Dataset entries
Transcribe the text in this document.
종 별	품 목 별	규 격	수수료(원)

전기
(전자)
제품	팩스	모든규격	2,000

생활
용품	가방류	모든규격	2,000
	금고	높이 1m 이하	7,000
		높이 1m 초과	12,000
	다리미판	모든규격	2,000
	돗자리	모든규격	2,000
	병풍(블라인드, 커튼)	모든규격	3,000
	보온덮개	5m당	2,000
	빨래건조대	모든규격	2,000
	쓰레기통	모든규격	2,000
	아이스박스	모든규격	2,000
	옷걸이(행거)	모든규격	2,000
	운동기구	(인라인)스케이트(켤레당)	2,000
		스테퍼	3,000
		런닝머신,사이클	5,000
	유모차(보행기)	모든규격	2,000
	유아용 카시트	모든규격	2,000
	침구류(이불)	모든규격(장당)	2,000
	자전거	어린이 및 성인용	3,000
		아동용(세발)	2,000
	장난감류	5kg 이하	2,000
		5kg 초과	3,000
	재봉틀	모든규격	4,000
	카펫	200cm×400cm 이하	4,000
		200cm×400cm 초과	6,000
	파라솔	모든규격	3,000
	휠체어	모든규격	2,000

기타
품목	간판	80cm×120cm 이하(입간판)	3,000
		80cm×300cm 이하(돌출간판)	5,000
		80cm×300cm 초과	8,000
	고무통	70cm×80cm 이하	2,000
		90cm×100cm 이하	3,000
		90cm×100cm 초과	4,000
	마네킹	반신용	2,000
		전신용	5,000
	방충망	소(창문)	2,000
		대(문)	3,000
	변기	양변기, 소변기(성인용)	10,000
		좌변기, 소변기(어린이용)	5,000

Required work
Every entry should be printed again exactly as written.

Exercise response
Transcribe the text in this document.
종 별	품 목 별	규 격	수수료(원)

전기
(전자)
제품	팩스	모든규격	2,000

생활
용품	가방류	모든규격	2,000
	금고	높이 1m 이하	7,000
		높이 1m 초과	12,000
	다리미판	모든규격	2,000
	돗자리	모든규격	2,000
	병풍(블라인드, 커튼)	모든규격	3,000
	보온덮개	5m당	2,000
	빨래건조대	모든규격	2,000
	쓰레기통	모든규격	2,000
	아이스박스	모든규격	2,000
	옷걸이(행거)	모든규격	2,000
	운동기구	(인라인)스케이트(켤레당)	2,000
		스테퍼	3,000
		런닝머신,사이클	5,000
	유모차(보행기)	모든규격	2,000
	유아용 카시트	모든규격	2,000
	침구류(이불)	모든규격(장당)	2,000
	자전거	어린이 및 성인용	3,000
		아동용(세발)	2,000
	장난감류	5kg 이하	2,000
		5kg 초과	3,000
	재봉틀	모든규격	4,000
	카펫	200cm×400cm 이하	4,000
		200cm×400cm 초과	6,000
	파라솔	모든규격	3,000
	휠체어	모든규격	2,000

기타
품목	간판	80cm×120cm 이하(입간판)	3,000
		80cm×300cm 이하(돌출간판)	5,000
		80cm×300cm 초과	8,000
	고무통	70cm×80cm 이하	2,000
		90cm×100cm 이하	3,000
		90cm×100cm 초과	4,000
	마네킹	반신용	2,000
		전신용	5,000
	방충망	소(창문)	2,000
		대(문)	3,000
	변기	양변기, 소변기(성인용)	10,000
		좌변기, 소변기(어린이용)	5,000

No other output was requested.